_DIRECTIONS_
Gather up every line from the entries below that uses the word "compliance".

-- begin MATERIAL PROVIDED --

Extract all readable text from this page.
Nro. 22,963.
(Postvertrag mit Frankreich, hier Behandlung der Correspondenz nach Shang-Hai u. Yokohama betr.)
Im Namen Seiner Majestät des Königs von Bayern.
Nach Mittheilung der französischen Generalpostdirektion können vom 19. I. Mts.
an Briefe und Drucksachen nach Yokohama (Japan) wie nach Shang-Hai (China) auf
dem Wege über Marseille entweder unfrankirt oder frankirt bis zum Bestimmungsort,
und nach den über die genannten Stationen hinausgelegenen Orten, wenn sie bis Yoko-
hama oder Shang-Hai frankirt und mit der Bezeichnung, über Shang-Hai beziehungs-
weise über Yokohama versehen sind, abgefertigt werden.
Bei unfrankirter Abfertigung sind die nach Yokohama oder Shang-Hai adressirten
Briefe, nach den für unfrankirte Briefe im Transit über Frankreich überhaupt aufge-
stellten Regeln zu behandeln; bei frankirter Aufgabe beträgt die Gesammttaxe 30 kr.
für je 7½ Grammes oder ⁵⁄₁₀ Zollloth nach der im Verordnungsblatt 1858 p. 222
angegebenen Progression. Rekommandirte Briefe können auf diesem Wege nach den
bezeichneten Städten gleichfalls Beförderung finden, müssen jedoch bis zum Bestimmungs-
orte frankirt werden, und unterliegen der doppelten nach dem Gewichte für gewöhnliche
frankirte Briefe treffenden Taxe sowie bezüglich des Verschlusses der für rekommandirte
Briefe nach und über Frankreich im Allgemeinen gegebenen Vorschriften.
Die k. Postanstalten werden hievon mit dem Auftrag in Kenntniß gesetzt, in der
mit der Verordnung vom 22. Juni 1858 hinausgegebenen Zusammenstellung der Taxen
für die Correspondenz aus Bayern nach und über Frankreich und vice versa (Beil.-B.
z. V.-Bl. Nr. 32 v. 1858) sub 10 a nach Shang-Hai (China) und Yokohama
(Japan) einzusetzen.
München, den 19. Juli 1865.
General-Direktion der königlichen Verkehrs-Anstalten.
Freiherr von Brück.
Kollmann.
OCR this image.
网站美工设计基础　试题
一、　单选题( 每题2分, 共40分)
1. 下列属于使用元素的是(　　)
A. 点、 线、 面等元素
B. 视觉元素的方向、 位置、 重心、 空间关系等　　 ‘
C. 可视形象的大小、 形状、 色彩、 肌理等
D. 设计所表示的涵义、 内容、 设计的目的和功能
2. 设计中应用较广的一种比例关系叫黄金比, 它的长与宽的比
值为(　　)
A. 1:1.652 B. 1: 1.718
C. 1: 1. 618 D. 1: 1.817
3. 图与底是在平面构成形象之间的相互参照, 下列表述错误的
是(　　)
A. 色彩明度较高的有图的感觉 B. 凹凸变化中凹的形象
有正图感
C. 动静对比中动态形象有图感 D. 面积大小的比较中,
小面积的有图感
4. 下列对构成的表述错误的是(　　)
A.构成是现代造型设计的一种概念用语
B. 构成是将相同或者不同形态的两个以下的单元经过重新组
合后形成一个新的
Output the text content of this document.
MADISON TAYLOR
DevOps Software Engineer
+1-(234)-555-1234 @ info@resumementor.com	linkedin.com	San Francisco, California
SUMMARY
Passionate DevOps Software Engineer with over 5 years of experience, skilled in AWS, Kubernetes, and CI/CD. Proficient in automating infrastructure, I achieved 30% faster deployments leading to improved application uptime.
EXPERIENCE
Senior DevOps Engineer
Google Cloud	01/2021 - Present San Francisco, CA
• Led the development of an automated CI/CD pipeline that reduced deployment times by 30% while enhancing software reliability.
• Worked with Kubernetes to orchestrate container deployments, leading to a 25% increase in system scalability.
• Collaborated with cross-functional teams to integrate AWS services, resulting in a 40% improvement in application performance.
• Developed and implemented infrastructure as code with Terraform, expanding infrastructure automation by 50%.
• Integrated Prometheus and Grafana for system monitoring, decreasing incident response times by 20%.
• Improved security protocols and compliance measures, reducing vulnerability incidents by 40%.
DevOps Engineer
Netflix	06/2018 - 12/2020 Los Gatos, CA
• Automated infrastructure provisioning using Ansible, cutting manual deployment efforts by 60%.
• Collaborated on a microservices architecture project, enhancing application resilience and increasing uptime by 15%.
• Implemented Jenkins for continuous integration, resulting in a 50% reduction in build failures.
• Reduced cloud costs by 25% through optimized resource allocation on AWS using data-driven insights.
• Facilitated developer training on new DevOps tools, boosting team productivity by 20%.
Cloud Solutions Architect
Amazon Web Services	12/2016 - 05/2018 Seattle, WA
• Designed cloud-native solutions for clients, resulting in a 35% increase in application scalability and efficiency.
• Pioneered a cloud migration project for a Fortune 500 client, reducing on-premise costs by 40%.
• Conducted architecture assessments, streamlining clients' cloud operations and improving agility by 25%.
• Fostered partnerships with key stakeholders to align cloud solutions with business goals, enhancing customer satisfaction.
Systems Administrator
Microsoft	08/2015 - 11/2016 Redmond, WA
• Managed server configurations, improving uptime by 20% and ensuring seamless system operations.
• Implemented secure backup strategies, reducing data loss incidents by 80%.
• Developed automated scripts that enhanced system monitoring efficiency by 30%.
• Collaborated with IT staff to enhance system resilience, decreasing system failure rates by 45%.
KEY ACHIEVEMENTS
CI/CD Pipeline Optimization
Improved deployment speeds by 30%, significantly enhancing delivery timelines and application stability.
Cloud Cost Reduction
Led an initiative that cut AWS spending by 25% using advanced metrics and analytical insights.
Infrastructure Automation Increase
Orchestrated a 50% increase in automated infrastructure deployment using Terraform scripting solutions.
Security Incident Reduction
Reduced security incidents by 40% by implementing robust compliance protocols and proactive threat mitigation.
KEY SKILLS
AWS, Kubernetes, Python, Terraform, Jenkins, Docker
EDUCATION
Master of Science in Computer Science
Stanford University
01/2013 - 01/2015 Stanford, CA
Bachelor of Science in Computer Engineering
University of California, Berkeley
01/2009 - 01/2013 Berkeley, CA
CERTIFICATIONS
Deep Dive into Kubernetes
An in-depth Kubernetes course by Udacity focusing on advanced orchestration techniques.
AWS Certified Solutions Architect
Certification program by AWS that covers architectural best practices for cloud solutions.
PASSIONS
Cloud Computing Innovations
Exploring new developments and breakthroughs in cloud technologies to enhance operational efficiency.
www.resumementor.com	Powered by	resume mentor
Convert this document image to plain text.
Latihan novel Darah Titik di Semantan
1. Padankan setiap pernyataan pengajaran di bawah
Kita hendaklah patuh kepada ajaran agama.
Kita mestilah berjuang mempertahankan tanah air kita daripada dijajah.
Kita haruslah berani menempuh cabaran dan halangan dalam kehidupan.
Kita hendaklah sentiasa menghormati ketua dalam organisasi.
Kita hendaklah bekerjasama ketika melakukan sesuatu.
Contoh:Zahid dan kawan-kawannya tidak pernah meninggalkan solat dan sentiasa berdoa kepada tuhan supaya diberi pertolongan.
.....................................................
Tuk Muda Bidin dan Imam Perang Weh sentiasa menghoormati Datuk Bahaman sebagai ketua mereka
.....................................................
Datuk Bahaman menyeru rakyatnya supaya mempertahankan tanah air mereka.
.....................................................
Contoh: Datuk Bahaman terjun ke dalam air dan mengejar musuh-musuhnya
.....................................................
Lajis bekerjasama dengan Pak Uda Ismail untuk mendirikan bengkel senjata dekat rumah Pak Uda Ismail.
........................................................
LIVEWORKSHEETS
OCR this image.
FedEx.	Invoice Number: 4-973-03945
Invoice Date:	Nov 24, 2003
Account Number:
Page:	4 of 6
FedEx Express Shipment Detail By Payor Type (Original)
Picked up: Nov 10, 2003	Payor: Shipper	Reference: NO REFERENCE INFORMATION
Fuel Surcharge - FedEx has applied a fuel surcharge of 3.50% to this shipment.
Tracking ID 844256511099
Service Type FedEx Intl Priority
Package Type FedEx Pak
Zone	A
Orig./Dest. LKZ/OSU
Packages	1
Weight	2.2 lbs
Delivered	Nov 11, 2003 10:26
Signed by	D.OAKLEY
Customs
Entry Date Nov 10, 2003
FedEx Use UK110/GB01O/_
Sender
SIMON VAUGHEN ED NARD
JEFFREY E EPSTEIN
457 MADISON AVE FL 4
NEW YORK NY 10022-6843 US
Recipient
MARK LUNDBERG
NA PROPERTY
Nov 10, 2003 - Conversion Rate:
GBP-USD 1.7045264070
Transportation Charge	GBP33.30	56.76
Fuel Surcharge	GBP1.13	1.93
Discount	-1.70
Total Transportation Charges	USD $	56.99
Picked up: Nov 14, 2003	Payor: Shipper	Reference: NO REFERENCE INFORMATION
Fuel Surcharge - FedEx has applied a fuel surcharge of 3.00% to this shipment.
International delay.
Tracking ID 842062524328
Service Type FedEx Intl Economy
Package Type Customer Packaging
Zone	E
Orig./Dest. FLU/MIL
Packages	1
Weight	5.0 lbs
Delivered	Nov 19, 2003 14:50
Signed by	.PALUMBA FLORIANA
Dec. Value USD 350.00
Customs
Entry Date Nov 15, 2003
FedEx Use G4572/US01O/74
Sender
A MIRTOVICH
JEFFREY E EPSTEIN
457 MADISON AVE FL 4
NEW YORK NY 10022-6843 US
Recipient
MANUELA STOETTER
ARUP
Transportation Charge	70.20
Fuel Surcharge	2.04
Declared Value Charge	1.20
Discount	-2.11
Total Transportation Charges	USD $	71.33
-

-- end MATERIAL PROVIDED --

_RESPONSE TO THIS TASK_
• Improved security protocols and compliance measures, reducing vulnerability incidents by 40%.
Reduced security incidents by 40% by implementing robust compliance protocols and proactive threat mitigation.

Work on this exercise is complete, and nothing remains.